*Extracted material*.
▬▬▬▬▬▬
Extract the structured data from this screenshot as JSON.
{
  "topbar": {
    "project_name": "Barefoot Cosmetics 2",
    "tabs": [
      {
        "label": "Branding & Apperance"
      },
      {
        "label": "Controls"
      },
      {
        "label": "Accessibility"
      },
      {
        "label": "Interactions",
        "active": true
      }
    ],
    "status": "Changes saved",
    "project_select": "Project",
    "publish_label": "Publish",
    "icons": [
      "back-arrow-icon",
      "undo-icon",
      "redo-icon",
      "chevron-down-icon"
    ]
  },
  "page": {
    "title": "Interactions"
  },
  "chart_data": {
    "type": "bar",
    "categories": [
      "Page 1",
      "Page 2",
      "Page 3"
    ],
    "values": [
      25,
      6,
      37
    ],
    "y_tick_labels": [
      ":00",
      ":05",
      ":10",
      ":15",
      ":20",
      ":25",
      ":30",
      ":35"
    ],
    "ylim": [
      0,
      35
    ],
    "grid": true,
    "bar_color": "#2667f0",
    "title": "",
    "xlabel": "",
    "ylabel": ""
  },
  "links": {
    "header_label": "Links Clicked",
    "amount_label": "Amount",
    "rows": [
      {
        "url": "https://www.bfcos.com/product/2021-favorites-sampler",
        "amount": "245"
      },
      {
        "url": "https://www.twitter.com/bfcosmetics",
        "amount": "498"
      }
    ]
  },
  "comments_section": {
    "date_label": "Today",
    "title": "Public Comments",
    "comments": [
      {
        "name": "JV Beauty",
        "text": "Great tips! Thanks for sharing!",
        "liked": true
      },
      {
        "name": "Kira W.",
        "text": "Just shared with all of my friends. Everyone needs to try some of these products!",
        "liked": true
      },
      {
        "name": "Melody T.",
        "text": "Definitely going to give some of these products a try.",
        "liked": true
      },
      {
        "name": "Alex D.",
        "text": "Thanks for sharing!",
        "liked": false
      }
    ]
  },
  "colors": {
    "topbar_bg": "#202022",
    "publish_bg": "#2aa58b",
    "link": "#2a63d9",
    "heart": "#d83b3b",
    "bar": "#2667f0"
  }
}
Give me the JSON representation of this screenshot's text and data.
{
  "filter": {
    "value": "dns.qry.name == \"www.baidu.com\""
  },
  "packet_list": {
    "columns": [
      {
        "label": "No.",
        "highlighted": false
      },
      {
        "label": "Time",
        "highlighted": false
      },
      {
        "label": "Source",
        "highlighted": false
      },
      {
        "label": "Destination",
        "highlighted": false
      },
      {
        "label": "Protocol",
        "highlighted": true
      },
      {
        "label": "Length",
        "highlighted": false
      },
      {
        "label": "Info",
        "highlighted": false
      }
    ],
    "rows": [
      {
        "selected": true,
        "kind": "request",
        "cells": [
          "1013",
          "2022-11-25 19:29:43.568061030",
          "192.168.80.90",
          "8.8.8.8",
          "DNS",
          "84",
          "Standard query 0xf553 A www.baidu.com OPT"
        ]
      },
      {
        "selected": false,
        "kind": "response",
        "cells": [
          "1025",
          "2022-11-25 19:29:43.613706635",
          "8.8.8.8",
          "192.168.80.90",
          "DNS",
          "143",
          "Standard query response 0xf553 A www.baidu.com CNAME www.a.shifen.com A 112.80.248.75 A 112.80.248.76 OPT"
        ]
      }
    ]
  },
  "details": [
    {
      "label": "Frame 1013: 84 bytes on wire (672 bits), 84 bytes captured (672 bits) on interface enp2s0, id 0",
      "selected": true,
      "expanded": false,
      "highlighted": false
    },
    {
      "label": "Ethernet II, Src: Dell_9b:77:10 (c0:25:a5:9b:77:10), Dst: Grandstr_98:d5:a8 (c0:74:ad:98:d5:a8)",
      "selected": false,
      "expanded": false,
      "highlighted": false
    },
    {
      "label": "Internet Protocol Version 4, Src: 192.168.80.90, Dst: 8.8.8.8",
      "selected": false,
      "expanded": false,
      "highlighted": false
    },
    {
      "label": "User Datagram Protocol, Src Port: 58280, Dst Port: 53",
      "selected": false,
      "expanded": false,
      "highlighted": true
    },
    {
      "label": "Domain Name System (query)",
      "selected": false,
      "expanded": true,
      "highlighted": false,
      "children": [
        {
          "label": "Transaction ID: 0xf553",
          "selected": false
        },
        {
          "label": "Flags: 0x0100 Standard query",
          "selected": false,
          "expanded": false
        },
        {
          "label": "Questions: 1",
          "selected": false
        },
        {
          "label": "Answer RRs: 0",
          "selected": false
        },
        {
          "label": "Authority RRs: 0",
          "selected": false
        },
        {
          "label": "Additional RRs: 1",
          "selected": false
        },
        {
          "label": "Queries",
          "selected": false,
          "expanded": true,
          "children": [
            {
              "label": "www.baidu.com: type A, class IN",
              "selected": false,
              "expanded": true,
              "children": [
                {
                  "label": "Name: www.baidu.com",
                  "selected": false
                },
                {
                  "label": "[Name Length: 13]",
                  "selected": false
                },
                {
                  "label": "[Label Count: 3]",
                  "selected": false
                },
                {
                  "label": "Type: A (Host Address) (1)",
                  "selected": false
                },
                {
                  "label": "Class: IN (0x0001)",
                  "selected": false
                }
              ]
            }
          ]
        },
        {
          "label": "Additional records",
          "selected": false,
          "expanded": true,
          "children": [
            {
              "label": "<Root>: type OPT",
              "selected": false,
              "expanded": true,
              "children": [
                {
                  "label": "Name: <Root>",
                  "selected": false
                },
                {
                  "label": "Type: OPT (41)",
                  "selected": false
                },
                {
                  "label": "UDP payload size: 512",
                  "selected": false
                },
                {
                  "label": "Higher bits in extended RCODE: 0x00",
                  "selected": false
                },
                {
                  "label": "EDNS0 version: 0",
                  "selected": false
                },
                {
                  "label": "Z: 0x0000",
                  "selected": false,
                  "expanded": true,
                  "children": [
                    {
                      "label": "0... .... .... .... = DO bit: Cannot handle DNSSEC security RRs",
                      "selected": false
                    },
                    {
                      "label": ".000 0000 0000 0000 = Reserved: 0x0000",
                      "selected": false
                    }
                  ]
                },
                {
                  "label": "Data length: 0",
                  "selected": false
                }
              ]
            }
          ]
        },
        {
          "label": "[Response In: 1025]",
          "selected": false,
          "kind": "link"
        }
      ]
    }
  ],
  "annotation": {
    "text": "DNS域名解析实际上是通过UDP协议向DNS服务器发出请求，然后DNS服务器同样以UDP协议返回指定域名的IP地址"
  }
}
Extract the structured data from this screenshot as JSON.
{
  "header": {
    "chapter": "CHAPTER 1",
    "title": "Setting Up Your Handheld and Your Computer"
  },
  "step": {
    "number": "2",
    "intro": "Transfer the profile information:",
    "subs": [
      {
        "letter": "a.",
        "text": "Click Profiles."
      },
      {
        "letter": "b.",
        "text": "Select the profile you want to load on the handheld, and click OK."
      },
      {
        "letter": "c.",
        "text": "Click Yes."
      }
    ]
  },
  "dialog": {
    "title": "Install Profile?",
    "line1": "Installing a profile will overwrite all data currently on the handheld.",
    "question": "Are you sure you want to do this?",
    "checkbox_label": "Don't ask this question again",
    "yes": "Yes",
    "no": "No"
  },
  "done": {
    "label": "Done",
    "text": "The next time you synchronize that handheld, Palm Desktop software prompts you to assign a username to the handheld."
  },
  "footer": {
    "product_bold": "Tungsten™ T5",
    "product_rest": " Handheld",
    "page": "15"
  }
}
▬▬▬▬▬▬
*Stated goal*. What is the number of lines holding the word "title"? State it alone.

*Output for this task*. 5